*** Records to process
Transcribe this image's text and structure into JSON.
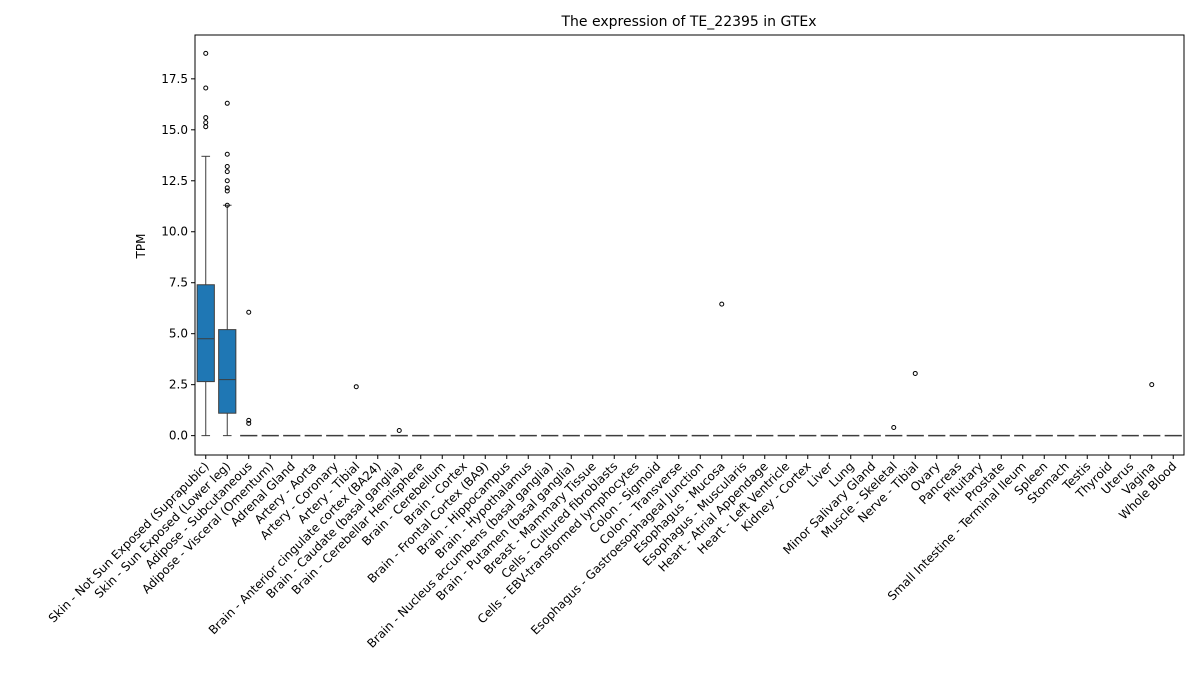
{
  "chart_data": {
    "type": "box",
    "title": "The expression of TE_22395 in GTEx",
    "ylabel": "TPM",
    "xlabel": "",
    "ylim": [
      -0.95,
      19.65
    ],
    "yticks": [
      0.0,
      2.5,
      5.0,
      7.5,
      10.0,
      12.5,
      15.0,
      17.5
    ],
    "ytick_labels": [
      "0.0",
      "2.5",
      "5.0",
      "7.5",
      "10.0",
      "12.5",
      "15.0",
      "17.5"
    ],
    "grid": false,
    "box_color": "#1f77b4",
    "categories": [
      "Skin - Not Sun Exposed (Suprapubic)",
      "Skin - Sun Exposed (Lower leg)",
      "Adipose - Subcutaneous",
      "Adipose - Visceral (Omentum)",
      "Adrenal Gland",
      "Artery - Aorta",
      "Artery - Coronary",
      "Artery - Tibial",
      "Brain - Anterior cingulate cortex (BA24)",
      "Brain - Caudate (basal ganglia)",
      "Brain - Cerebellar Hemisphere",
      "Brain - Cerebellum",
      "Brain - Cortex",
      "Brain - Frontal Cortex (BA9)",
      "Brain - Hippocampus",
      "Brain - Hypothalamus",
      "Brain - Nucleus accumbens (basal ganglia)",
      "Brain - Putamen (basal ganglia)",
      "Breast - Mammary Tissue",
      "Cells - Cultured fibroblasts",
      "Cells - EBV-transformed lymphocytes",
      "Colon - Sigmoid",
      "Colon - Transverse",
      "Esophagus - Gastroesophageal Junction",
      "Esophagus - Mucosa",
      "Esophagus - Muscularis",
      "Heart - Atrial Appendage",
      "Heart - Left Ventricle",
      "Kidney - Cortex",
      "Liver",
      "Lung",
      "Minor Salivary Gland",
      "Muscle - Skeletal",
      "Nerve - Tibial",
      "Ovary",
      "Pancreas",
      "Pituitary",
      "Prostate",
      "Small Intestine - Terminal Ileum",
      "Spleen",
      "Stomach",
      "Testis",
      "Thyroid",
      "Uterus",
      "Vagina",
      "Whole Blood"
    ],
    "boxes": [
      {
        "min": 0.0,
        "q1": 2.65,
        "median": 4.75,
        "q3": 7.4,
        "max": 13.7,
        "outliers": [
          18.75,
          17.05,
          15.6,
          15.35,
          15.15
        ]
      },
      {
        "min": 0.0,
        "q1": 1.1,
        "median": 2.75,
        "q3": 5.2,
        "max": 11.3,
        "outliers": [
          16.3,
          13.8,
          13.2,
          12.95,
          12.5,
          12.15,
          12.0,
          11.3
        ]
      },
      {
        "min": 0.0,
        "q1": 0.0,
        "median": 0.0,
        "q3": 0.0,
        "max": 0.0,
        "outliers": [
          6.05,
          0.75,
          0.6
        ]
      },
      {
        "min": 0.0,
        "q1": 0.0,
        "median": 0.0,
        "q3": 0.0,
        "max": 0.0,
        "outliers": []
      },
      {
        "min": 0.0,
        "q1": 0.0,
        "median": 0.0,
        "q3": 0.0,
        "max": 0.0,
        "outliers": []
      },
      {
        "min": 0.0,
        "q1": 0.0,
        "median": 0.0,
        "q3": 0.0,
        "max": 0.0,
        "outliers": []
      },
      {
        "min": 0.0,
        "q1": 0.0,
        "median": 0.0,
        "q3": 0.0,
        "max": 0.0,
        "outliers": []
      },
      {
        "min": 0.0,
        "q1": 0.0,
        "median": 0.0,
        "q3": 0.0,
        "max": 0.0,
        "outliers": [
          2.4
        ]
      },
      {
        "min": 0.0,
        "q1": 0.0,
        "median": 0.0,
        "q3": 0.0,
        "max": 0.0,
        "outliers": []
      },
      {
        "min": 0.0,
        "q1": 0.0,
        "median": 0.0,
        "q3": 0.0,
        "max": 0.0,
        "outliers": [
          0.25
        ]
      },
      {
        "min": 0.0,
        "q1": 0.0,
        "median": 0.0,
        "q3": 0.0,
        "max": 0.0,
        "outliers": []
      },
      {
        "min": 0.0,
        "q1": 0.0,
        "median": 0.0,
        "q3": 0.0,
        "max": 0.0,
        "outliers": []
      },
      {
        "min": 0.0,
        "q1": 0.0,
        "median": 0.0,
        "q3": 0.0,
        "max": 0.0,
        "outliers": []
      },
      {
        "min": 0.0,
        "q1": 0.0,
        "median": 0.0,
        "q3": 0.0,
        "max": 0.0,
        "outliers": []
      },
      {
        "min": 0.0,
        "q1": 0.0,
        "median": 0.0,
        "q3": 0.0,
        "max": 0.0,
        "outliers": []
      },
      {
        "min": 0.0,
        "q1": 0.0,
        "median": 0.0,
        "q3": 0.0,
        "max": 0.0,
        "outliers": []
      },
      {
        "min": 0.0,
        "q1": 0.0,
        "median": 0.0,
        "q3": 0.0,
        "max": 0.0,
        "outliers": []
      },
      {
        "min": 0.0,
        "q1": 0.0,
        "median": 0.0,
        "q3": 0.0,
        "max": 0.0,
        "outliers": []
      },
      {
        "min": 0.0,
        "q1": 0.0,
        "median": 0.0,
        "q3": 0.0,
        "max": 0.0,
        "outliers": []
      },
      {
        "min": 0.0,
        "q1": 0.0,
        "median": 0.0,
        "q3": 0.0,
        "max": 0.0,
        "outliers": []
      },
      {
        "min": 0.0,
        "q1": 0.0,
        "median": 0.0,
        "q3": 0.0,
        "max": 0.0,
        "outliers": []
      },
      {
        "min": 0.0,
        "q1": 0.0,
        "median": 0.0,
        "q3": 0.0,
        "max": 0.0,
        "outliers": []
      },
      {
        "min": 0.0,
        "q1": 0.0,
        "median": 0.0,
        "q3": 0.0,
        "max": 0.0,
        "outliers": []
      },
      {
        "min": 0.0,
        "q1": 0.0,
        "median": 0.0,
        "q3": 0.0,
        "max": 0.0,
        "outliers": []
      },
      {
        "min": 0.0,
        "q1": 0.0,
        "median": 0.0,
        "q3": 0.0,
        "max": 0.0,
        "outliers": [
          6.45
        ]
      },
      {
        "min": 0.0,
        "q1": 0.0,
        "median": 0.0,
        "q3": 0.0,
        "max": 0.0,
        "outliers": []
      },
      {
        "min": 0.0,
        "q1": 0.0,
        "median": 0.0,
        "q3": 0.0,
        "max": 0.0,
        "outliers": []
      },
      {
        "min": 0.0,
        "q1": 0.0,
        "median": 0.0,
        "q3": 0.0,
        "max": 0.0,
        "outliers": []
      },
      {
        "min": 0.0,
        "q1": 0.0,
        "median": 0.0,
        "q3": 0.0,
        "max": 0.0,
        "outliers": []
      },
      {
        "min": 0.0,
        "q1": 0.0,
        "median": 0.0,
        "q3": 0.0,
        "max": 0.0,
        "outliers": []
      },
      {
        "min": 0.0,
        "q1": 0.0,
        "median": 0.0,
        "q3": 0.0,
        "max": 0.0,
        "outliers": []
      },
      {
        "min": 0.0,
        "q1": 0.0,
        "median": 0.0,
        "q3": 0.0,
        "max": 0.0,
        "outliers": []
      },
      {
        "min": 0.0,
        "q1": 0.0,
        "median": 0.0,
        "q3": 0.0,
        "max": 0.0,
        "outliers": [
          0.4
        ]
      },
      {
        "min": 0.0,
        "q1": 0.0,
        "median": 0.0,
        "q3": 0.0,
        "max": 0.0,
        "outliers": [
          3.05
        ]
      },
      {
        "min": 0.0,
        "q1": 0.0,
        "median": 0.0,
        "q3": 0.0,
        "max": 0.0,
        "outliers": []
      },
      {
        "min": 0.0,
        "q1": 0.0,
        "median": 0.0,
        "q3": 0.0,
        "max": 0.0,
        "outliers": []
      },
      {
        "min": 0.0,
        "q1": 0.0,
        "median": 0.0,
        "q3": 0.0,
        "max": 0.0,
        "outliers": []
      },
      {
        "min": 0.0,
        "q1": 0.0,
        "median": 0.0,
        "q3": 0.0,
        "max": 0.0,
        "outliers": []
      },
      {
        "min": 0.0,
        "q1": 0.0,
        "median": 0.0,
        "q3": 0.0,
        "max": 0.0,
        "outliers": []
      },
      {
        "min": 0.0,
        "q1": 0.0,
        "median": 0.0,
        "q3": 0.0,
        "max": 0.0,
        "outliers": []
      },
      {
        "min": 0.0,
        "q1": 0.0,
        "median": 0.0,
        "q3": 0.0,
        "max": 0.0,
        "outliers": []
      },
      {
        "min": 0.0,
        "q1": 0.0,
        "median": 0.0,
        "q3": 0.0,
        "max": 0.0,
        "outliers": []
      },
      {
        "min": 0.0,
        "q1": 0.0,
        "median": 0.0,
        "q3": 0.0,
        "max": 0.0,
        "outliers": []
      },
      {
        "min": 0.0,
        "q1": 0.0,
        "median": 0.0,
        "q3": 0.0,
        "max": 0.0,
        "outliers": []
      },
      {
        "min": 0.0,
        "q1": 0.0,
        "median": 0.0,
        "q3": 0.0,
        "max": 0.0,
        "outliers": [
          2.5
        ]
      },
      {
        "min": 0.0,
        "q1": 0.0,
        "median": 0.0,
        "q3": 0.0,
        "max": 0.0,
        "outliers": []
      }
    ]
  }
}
******
§ **Task requirements**:
All lines above with "Gland" in them should be returned.

§ **Response for this exercise**:
      "Adrenal Gland",
      "Minor Salivary Gland",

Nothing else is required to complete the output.